**JOB**: Produce the listing below again, exactly as shown.

[Stored data entries]
======
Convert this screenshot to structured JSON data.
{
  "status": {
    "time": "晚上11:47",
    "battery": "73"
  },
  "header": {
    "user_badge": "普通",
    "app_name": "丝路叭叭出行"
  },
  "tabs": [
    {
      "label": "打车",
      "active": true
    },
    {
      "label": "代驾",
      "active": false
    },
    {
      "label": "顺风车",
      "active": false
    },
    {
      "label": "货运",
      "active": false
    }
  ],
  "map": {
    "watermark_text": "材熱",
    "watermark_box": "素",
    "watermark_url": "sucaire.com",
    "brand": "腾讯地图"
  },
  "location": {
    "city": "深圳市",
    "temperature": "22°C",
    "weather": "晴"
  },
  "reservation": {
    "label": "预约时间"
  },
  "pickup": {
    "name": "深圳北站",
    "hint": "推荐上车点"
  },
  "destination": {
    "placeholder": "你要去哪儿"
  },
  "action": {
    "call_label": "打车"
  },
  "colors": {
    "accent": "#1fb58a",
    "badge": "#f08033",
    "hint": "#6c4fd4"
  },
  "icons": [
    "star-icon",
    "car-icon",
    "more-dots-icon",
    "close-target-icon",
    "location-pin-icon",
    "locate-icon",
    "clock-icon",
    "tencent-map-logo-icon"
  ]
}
======
**COMPLETE OUTPUT**:
Convert this screenshot to structured JSON data.
{
  "status": {
    "time": "晚上11:47",
    "battery": "73"
  },
  "header": {
    "user_badge": "普通",
    "app_name": "丝路叭叭出行"
  },
  "tabs": [
    {
      "label": "打车",
      "active": true
    },
    {
      "label": "代驾",
      "active": false
    },
    {
      "label": "顺风车",
      "active": false
    },
    {
      "label": "货运",
      "active": false
    }
  ],
  "map": {
    "watermark_text": "材熱",
    "watermark_box": "素",
    "watermark_url": "sucaire.com",
    "brand": "腾讯地图"
  },
  "location": {
    "city": "深圳市",
    "temperature": "22°C",
    "weather": "晴"
  },
  "reservation": {
    "label": "预约时间"
  },
  "pickup": {
    "name": "深圳北站",
    "hint": "推荐上车点"
  },
  "destination": {
    "placeholder": "你要去哪儿"
  },
  "action": {
    "call_label": "打车"
  },
  "colors": {
    "accent": "#1fb58a",
    "badge": "#f08033",
    "hint": "#6c4fd4"
  },
  "icons": [
    "star-icon",
    "car-icon",
    "more-dots-icon",
    "close-target-icon",
    "location-pin-icon",
    "locate-icon",
    "clock-icon",
    "tencent-map-logo-icon"
  ]
}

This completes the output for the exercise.